- GIVEN PROBLEM
In the listing below, count each line containing "title" and answer with the count only.

- EXTRACTED DATA
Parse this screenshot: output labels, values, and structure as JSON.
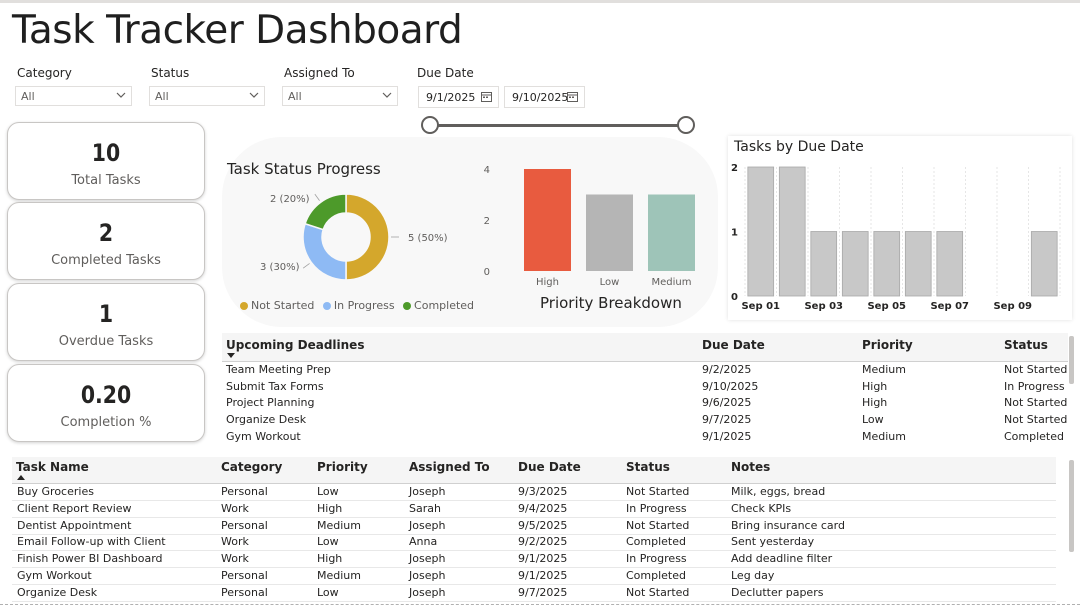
{
  "title": "Task Tracker Dashboard",
  "slicers": {
    "category": {
      "label": "Category",
      "value": "All"
    },
    "status": {
      "label": "Status",
      "value": "All"
    },
    "assigned_to": {
      "label": "Assigned To",
      "value": "All"
    },
    "due_date": {
      "label": "Due Date",
      "start": "9/1/2025",
      "end": "9/10/2025"
    }
  },
  "kpis": [
    {
      "value": "10",
      "label": "Total Tasks"
    },
    {
      "value": "2",
      "label": "Completed Tasks"
    },
    {
      "value": "1",
      "label": "Overdue Tasks"
    },
    {
      "value": "0.20",
      "label": "Completion %"
    }
  ],
  "donut": {
    "title": "Task Status Progress",
    "slices": [
      {
        "name": "Not Started",
        "value": 5,
        "label": "5 (50%)",
        "color": "#d4a72c"
      },
      {
        "name": "In Progress",
        "value": 3,
        "label": "3 (30%)",
        "color": "#8ebaf4"
      },
      {
        "name": "Completed",
        "value": 2,
        "label": "2 (20%)",
        "color": "#4d9a2a"
      }
    ]
  },
  "chart_data": [
    {
      "type": "bar",
      "title": "Priority Breakdown",
      "categories": [
        "High",
        "Low",
        "Medium"
      ],
      "values": [
        4,
        3,
        3
      ],
      "colors": [
        "#e85b3f",
        "#b5b5b5",
        "#9ec4b8"
      ],
      "yticks": [
        "0",
        "2",
        "4"
      ],
      "ylim": [
        0,
        4
      ]
    },
    {
      "type": "bar",
      "title": "Tasks by Due Date",
      "categories": [
        "Sep 01",
        "Sep 02",
        "Sep 03",
        "Sep 04",
        "Sep 05",
        "Sep 06",
        "Sep 07",
        "Sep 08",
        "Sep 09",
        "Sep 10"
      ],
      "tick_labels": [
        "Sep 01",
        "Sep 03",
        "Sep 05",
        "Sep 07",
        "Sep 09"
      ],
      "values": [
        2,
        2,
        1,
        1,
        1,
        1,
        1,
        0,
        0,
        1
      ],
      "yticks": [
        "0",
        "1",
        "2"
      ],
      "ylim": [
        0,
        2
      ],
      "color": "#c8c8c8"
    }
  ],
  "upcoming": {
    "headers": [
      "Upcoming Deadlines",
      "Due Date",
      "Priority",
      "Status"
    ],
    "rows": [
      [
        "Team Meeting Prep",
        "9/2/2025",
        "Medium",
        "Not Started"
      ],
      [
        "Submit Tax Forms",
        "9/10/2025",
        "High",
        "In Progress"
      ],
      [
        "Project Planning",
        "9/6/2025",
        "High",
        "Not Started"
      ],
      [
        "Organize Desk",
        "9/7/2025",
        "Low",
        "Not Started"
      ],
      [
        "Gym Workout",
        "9/1/2025",
        "Medium",
        "Completed"
      ]
    ]
  },
  "tasks": {
    "headers": [
      "Task Name",
      "Category",
      "Priority",
      "Assigned To",
      "Due Date",
      "Status",
      "Notes"
    ],
    "rows": [
      [
        "Buy Groceries",
        "Personal",
        "Low",
        "Joseph",
        "9/3/2025",
        "Not Started",
        "Milk, eggs, bread"
      ],
      [
        "Client Report Review",
        "Work",
        "High",
        "Sarah",
        "9/4/2025",
        "In Progress",
        "Check KPIs"
      ],
      [
        "Dentist Appointment",
        "Personal",
        "Medium",
        "Joseph",
        "9/5/2025",
        "Not Started",
        "Bring insurance card"
      ],
      [
        "Email Follow-up with Client",
        "Work",
        "Low",
        "Anna",
        "9/2/2025",
        "Completed",
        "Sent yesterday"
      ],
      [
        "Finish Power BI Dashboard",
        "Work",
        "High",
        "Joseph",
        "9/1/2025",
        "In Progress",
        "Add deadline filter"
      ],
      [
        "Gym Workout",
        "Personal",
        "Medium",
        "Joseph",
        "9/1/2025",
        "Completed",
        "Leg day"
      ],
      [
        "Organize Desk",
        "Personal",
        "Low",
        "Joseph",
        "9/7/2025",
        "Not Started",
        "Declutter papers"
      ]
    ]
  }
}
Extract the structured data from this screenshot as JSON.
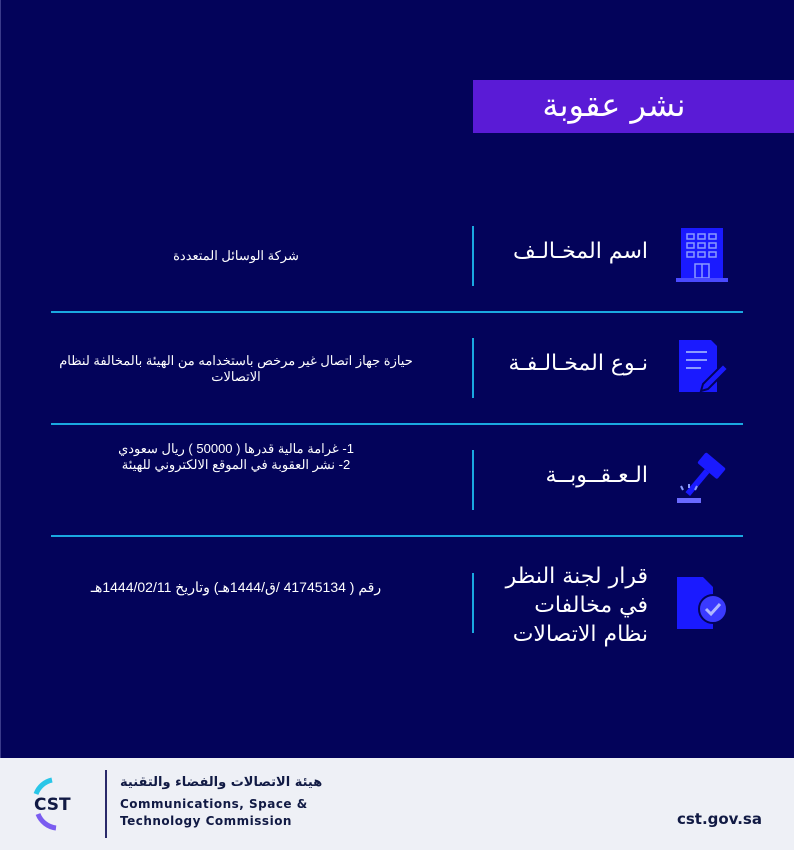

- FINAL ANSWER
4